Dataset excerpt:
--- START ---

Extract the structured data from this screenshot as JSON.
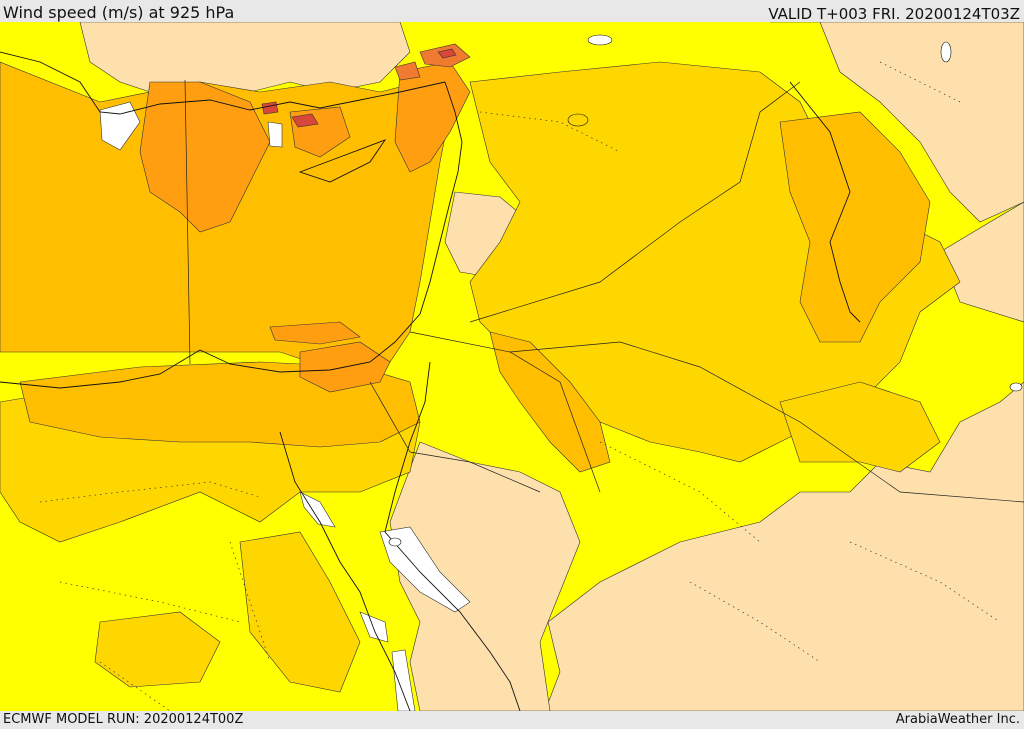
{
  "header": {
    "title": "Wind speed (m/s) at 925 hPa",
    "valid": "VALID T+003 FRI. 20200124T03Z"
  },
  "footer": {
    "model_run": "ECMWF MODEL RUN: 20200124T00Z",
    "credit": "ArabiaWeather Inc."
  },
  "colors": {
    "calm_white": "#ffffff",
    "light_wheat": "#fde0ac",
    "yellow": "#ffff00",
    "gold": "#ffd700",
    "amber": "#ffbf00",
    "orange": "#ff9e10",
    "dark_orange": "#f07a30",
    "red_core": "#d9463a",
    "line": "#333333"
  }
}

--- END ---

[PROBLEM STATEMENT] All the material shown above is to be copied exactly, with no pictures carried over.

[ANSWER BELOW]
Extract the structured data from this screenshot as JSON.
{
  "header": {
    "title": "Wind speed (m/s) at 925 hPa",
    "valid": "VALID T+003 FRI. 20200124T03Z"
  },
  "footer": {
    "model_run": "ECMWF MODEL RUN: 20200124T00Z",
    "credit": "ArabiaWeather Inc."
  },
  "colors": {
    "calm_white": "#ffffff",
    "light_wheat": "#fde0ac",
    "yellow": "#ffff00",
    "gold": "#ffd700",
    "amber": "#ffbf00",
    "orange": "#ff9e10",
    "dark_orange": "#f07a30",
    "red_core": "#d9463a",
    "line": "#333333"
  }
}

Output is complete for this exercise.